▶ Exercise requirements: Return each line of the records with nothing changed, pictures excepted.

▶ Source data:
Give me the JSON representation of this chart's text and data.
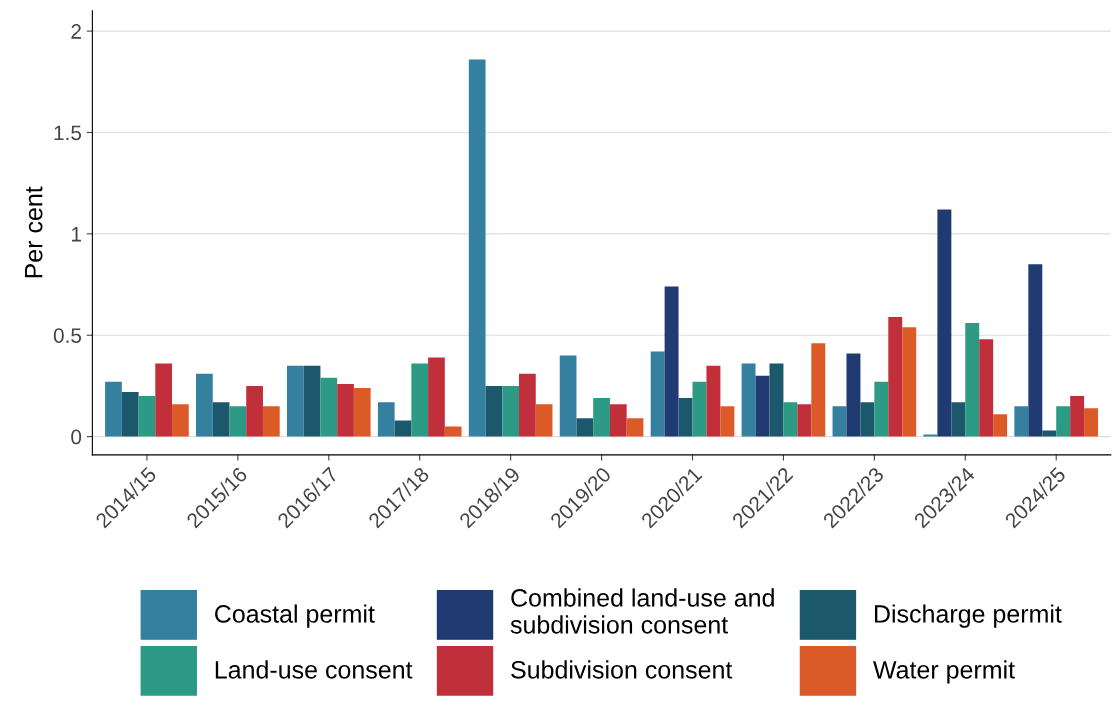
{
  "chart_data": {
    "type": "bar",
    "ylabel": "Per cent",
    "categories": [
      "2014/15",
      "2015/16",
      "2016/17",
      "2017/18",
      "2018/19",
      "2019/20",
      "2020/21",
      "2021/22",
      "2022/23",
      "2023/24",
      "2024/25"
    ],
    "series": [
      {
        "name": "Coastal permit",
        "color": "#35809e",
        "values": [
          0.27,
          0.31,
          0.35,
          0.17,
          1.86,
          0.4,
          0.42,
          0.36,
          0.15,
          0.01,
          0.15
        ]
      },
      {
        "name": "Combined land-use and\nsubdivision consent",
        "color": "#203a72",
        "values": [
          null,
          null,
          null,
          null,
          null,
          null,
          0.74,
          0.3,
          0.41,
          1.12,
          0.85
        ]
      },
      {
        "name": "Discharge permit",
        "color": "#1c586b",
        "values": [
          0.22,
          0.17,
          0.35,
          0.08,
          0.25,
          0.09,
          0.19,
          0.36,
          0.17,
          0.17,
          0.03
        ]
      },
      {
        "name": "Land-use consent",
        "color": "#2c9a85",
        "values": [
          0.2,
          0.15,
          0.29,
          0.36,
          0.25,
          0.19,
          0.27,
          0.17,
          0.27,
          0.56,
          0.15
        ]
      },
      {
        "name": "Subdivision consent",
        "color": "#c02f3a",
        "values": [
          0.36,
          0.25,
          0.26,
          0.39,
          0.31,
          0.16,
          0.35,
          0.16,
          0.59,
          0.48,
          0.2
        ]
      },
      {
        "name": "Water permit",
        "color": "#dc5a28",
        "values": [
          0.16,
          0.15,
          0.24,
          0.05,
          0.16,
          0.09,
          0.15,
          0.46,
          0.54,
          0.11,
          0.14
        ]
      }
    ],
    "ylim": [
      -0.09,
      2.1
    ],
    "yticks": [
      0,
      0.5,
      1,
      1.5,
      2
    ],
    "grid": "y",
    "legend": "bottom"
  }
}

▶ Written reply:
Give me the JSON representation of this chart's text and data.
{
  "chart_data": {
    "type": "bar",
    "ylabel": "Per cent",
    "categories": [
      "2014/15",
      "2015/16",
      "2016/17",
      "2017/18",
      "2018/19",
      "2019/20",
      "2020/21",
      "2021/22",
      "2022/23",
      "2023/24",
      "2024/25"
    ],
    "series": [
      {
        "name": "Coastal permit",
        "color": "#35809e",
        "values": [
          0.27,
          0.31,
          0.35,
          0.17,
          1.86,
          0.4,
          0.42,
          0.36,
          0.15,
          0.01,
          0.15
        ]
      },
      {
        "name": "Combined land-use and\nsubdivision consent",
        "color": "#203a72",
        "values": [
          null,
          null,
          null,
          null,
          null,
          null,
          0.74,
          0.3,
          0.41,
          1.12,
          0.85
        ]
      },
      {
        "name": "Discharge permit",
        "color": "#1c586b",
        "values": [
          0.22,
          0.17,
          0.35,
          0.08,
          0.25,
          0.09,
          0.19,
          0.36,
          0.17,
          0.17,
          0.03
        ]
      },
      {
        "name": "Land-use consent",
        "color": "#2c9a85",
        "values": [
          0.2,
          0.15,
          0.29,
          0.36,
          0.25,
          0.19,
          0.27,
          0.17,
          0.27,
          0.56,
          0.15
        ]
      },
      {
        "name": "Subdivision consent",
        "color": "#c02f3a",
        "values": [
          0.36,
          0.25,
          0.26,
          0.39,
          0.31,
          0.16,
          0.35,
          0.16,
          0.59,
          0.48,
          0.2
        ]
      },
      {
        "name": "Water permit",
        "color": "#dc5a28",
        "values": [
          0.16,
          0.15,
          0.24,
          0.05,
          0.16,
          0.09,
          0.15,
          0.46,
          0.54,
          0.11,
          0.14
        ]
      }
    ],
    "ylim": [
      -0.09,
      2.1
    ],
    "yticks": [
      0,
      0.5,
      1,
      1.5,
      2
    ],
    "grid": "y",
    "legend": "bottom"
  }
}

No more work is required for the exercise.